# [Lecteur carte SD] pas operationnel automatiqument

## SunMetis

Bonjour 

Par curiosite j'ai insere une carte sd dans le lecteur sd-mmc de mon portable et la rien pas de montage auto comme pour la clef usb ou autre ..... 

devrait il y avoir un parametrage a faire encore ... Je commence a tout el temps parametre ma distribution plus qu'a l(utiliser ......

----------

## chrissou

si tu nous en disais un peu plus sur ton matériel ? 

un petit dsmeg et ou un petit lspci s'il te plait.

Pour ma part sur mon dell inspiron 9300 j'ai aussi un lecteur de SD de marque Ricoh et je n'ai jamais réussi a le faire fonctionner sur ma gentoo  :Sad: 

----------

## Arvernux

Salut.

J'ai le même problème que toi.

Mon portable possède un lecteur de cartes mémoires. Au démarrage, le module usb-staorge est chargé et j'ai un périphérique /dev/sda sans qu'aucune carte ne soit insérée.
= = = = = = =
◆ TÂCHES DEMANDÉES
[A] Citez mot pour mot les lignes de la liste, en commençant à son début et en terminant à la ligne qui contient « watermark-text: 知乎 @苏菲说房 [616,451,807,479] », celle-ci comprise.
[B] Prolongez la discussion sur le lecteur de carte SD à partir de la dernière phrase affichée.
La discussion sur le lecteur de carte SD n'a aucun rapport avec la liste qui suit.

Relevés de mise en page
= = = = = = =
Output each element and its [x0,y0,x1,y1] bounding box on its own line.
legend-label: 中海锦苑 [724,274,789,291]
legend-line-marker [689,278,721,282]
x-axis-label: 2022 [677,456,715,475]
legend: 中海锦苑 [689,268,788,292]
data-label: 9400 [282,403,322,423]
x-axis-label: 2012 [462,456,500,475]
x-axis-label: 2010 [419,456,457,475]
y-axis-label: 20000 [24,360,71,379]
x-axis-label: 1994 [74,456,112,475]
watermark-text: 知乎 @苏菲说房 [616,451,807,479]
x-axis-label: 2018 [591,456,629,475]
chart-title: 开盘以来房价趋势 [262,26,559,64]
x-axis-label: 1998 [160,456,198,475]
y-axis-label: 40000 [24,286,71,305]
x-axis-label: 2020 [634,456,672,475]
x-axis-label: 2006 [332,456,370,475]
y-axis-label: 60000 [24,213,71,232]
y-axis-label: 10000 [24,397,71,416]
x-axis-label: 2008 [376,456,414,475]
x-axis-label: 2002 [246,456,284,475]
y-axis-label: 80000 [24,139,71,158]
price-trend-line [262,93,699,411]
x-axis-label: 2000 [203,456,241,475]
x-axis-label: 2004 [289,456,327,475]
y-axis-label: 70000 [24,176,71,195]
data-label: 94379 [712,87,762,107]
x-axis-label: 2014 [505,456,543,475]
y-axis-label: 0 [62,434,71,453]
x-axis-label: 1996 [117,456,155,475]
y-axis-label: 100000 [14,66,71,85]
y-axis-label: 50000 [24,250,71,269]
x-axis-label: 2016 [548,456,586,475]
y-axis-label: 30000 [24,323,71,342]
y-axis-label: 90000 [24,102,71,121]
= = = = = = =
◆ RÉPONSES FOURNIES
[A]
Output each element and its [x0,y0,x1,y1] bounding box on its own line.
legend-label: 中海锦苑 [724,274,789,291]
legend-line-marker [689,278,721,282]
x-axis-label: 2022 [677,456,715,475]
legend: 中海锦苑 [689,268,788,292]
data-label: 9400 [282,403,322,423]
x-axis-label: 2012 [462,456,500,475]
x-axis-label: 2010 [419,456,457,475]
y-axis-label: 20000 [24,360,71,379]
x-axis-label: 1994 [74,456,112,475]
watermark-text: 知乎 @苏菲说房 [616,451,807,479]

[B]
Quand j'insère une carte rien ne se passe. Je suis obligé de décharger le module usb-storage et de le recharger pour que la carte soit lue. J'ai alors les périphériques /dev/sda et /dev/sda1 accessible.

S'il existe une solution pour détecter automatiquement l'insertion d'une carte, Je suis prenneur.

----------

## chrissou

 *Arvernux wrote:*   

> Salut.
> 
> J'ai le même problème que toi.
> 
> Mon portable possède un lecteur de cartes mémoires. Au démarrage, le module usb-staorge est chargé et j'ai un périphérique /dev/sda sans qu'aucune carte ne soit insérée.
> ...

 

tu peux me donner plus d'info sur ton lecteur stp ???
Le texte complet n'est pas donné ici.